[Stored records]
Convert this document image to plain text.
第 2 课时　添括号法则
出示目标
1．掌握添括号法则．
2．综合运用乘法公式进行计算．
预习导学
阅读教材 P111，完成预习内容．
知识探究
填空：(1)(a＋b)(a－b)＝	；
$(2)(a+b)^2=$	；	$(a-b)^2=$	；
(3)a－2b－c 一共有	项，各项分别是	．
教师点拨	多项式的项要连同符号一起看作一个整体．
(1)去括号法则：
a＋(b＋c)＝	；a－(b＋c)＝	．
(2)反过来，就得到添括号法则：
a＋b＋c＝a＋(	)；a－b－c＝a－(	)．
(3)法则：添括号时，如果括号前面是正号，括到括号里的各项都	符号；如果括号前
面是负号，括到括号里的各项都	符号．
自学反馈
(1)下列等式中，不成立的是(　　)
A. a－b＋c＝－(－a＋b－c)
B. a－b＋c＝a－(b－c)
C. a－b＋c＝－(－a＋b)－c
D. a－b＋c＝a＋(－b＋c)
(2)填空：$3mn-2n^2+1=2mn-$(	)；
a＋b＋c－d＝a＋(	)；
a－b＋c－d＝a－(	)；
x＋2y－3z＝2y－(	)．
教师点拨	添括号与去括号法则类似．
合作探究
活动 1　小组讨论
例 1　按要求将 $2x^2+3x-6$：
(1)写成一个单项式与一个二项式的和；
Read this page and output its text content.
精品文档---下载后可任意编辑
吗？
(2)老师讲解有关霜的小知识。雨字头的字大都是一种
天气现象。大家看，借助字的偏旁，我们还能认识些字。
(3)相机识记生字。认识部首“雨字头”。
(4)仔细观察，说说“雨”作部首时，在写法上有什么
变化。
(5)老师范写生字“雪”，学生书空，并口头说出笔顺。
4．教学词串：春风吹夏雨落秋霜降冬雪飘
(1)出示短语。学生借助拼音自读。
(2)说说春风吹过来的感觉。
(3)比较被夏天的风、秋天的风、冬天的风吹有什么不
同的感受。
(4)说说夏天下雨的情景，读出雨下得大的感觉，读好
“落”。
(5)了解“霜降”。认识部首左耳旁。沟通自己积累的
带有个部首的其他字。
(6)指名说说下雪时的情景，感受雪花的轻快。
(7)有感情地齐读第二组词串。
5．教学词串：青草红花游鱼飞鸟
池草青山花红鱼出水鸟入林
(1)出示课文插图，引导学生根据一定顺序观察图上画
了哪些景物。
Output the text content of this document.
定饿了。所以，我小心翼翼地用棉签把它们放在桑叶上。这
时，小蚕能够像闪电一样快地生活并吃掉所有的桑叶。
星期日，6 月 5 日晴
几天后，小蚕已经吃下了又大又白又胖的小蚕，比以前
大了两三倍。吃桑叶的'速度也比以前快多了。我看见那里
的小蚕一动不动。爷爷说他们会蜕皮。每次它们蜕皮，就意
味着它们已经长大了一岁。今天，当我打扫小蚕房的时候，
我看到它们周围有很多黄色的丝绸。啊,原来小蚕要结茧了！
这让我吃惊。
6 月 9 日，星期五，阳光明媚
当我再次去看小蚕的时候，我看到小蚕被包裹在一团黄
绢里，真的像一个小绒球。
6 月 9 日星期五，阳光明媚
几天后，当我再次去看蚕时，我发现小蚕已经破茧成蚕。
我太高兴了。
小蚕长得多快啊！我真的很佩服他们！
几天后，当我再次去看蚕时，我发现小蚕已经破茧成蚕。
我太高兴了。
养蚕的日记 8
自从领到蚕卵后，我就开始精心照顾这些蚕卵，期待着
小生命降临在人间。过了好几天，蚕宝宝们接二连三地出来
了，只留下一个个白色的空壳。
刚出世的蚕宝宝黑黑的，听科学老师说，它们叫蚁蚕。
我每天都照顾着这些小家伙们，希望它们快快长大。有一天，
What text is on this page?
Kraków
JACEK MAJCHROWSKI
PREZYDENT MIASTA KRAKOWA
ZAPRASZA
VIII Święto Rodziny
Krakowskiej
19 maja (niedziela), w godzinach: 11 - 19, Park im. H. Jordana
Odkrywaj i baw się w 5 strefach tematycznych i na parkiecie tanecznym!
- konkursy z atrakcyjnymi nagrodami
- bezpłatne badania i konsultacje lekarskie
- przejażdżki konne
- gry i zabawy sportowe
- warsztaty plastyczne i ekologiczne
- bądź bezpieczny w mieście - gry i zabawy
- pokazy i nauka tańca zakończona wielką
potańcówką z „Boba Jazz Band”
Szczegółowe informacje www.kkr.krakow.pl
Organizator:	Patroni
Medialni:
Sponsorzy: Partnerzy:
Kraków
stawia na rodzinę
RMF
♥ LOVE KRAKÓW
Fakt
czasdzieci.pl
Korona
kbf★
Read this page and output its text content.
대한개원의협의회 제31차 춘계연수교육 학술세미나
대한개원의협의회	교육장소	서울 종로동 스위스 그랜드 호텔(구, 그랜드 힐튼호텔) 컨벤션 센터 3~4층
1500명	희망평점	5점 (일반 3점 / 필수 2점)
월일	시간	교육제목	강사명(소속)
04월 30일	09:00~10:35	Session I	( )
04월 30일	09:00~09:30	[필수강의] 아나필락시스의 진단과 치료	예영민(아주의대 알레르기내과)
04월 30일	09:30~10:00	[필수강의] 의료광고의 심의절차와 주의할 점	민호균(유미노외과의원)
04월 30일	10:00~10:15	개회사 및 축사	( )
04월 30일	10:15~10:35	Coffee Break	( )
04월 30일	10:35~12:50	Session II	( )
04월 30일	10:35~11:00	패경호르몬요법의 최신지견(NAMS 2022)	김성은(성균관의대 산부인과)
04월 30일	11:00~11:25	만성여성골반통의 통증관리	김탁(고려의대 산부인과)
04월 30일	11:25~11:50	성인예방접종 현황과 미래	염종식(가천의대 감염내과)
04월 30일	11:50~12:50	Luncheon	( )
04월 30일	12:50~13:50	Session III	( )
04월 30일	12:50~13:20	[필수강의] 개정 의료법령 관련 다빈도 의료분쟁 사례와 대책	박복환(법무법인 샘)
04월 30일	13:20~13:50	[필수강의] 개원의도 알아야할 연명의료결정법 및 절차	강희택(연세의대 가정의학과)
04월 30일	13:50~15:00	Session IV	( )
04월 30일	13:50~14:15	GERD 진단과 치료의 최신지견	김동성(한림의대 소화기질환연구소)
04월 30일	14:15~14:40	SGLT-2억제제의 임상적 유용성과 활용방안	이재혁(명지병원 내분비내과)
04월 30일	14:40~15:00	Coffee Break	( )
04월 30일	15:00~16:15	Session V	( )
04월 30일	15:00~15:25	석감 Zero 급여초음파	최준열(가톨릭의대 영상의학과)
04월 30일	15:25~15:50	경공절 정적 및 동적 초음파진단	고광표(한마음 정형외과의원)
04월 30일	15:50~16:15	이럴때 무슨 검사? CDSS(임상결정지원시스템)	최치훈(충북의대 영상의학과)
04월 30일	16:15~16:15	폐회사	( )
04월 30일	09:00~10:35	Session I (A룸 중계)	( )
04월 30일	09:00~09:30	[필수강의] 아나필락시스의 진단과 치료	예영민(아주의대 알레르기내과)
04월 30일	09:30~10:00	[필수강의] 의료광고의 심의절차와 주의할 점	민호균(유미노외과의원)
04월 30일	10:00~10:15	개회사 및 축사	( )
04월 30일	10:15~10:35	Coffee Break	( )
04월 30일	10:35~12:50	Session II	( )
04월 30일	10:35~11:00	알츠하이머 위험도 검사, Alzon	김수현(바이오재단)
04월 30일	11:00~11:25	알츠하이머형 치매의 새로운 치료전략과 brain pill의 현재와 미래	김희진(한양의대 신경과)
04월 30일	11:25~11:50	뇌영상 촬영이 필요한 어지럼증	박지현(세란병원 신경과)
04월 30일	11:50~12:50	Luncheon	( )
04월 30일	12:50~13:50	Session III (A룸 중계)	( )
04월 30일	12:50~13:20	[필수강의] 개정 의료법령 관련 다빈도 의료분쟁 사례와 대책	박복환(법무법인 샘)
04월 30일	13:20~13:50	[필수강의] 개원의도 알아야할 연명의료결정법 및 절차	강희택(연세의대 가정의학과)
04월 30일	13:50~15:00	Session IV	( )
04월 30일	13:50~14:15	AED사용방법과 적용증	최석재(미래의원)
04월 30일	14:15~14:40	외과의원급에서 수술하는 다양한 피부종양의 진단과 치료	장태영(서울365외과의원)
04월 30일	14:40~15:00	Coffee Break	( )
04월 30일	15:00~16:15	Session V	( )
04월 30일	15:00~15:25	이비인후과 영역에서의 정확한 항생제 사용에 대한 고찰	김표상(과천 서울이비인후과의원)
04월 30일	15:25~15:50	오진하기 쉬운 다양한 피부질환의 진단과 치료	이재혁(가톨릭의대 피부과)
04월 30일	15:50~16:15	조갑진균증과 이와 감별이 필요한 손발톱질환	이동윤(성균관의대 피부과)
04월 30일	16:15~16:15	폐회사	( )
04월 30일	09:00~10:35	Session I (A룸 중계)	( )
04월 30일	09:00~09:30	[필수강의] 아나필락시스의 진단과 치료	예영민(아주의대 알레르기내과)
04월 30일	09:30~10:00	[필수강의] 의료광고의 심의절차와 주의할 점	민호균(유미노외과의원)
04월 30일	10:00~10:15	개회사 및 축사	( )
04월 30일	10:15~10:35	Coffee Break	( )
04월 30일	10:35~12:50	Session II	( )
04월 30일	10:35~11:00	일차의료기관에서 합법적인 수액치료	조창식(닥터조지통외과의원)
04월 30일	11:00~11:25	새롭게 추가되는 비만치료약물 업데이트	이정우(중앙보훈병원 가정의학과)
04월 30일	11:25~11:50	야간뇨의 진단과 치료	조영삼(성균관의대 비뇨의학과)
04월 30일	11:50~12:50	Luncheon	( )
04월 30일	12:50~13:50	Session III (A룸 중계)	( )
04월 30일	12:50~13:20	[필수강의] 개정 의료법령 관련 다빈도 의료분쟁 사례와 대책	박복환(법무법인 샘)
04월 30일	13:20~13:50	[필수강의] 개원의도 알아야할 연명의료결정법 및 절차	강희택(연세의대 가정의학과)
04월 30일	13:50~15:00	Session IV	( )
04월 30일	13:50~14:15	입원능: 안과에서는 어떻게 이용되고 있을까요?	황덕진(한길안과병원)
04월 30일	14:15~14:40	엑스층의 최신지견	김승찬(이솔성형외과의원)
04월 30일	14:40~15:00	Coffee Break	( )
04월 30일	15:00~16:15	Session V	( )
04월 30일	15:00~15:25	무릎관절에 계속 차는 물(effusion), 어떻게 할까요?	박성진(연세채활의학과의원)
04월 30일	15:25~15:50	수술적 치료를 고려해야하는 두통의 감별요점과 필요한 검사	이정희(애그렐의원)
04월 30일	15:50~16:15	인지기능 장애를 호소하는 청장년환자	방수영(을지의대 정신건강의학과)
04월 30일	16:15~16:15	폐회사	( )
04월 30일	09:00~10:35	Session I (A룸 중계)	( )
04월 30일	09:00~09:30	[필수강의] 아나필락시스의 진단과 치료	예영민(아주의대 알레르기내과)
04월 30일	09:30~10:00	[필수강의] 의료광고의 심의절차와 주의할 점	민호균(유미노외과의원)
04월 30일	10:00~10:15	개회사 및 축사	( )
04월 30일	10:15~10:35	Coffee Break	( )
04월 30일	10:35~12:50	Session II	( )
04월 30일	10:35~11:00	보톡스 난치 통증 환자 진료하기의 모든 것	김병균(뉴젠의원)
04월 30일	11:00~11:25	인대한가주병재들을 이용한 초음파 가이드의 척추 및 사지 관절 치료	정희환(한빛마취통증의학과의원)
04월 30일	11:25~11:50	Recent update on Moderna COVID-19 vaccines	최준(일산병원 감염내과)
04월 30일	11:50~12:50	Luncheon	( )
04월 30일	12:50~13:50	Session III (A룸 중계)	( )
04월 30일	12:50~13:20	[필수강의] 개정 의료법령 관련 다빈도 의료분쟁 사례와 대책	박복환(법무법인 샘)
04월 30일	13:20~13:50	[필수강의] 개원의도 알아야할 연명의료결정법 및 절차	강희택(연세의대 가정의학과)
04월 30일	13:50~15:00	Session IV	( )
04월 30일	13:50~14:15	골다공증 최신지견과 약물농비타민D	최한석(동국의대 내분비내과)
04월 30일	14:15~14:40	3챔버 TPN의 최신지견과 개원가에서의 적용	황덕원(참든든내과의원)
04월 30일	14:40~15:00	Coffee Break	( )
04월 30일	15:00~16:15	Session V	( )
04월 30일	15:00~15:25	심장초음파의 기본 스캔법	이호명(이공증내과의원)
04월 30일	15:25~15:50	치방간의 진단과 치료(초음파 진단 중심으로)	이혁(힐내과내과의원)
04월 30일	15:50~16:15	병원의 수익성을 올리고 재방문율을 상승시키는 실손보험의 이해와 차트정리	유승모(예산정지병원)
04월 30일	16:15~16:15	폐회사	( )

**Objective:**
Find out how many lines in the listing contain the string "教师点拨". Give the number alone.

**The response:**
2